#### EXERCISE AIM:
Copy every line that holds "масштабе".
[start]
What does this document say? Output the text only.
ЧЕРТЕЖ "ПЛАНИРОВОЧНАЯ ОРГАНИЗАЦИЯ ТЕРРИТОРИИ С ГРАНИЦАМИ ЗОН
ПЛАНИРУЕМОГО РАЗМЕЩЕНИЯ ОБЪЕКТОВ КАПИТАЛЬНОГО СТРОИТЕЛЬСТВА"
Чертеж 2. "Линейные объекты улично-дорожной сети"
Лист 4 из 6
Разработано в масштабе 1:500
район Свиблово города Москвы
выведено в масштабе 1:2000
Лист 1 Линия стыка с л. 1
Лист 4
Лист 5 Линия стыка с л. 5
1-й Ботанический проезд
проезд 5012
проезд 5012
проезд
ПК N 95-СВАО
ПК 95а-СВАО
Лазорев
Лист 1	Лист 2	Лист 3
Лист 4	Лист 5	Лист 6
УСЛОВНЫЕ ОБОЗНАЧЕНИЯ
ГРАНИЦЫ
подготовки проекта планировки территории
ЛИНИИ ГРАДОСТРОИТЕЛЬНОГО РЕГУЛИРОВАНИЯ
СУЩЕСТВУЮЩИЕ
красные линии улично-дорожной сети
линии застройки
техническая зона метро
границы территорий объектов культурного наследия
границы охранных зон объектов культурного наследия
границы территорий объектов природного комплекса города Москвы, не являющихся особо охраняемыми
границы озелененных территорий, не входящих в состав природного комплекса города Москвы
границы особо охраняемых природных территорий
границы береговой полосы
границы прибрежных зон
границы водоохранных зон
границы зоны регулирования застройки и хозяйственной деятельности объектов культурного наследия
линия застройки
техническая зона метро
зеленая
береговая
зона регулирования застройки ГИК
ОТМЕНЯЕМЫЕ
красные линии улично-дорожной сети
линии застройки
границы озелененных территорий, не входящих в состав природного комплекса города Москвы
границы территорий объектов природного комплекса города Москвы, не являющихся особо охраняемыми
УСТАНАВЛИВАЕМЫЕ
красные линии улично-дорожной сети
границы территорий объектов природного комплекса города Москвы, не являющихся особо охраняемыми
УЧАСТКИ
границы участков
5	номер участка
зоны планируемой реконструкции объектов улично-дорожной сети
[end]
[start]
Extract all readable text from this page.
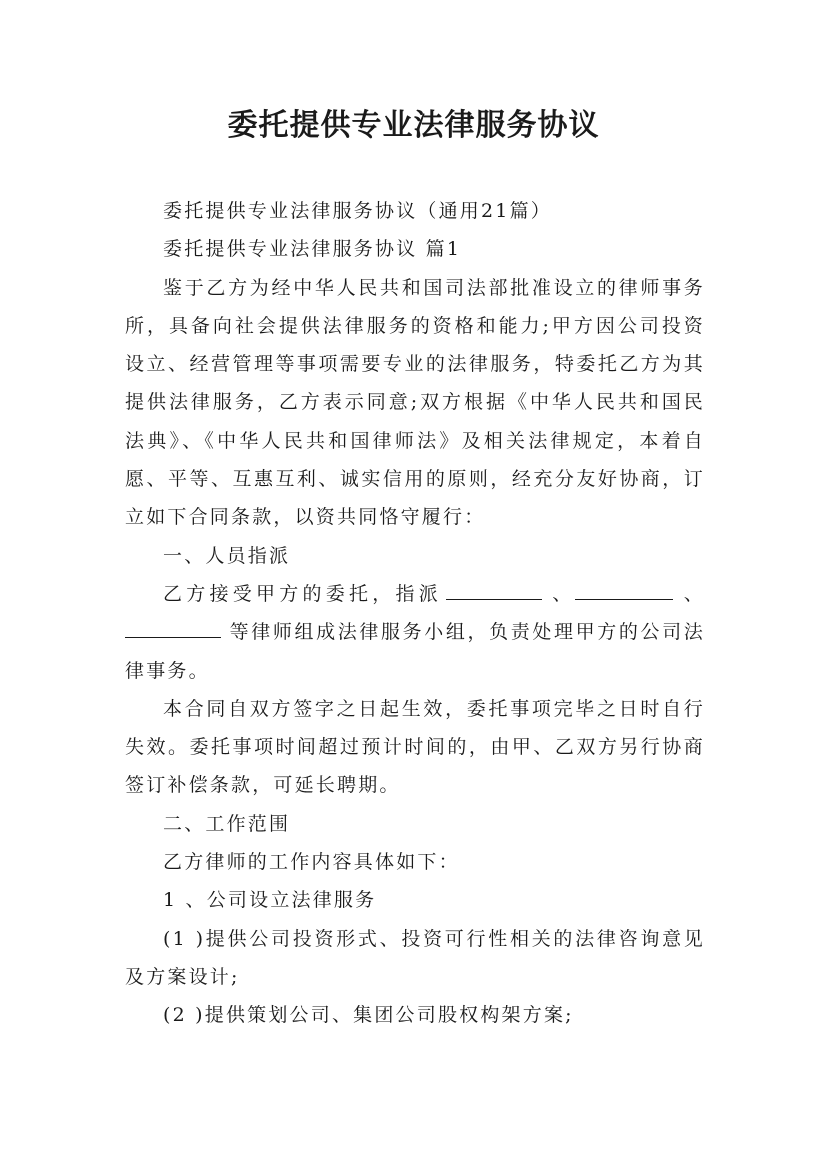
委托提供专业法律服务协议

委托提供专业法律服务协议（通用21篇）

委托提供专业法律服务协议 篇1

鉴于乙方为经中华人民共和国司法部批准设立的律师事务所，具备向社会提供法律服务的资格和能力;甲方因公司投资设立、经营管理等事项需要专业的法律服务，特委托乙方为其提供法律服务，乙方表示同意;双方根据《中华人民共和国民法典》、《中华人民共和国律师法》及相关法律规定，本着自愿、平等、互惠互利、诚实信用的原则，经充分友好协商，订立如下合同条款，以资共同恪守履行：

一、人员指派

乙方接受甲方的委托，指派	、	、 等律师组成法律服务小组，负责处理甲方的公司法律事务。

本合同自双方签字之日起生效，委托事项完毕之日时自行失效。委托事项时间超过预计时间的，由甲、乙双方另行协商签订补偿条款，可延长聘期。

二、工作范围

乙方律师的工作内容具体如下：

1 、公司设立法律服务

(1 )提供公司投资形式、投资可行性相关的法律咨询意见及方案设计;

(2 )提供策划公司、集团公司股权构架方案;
[end]
#### THE RESPONSE:
Разработано в масштабе 1:500
выведено в масштабе 1:2000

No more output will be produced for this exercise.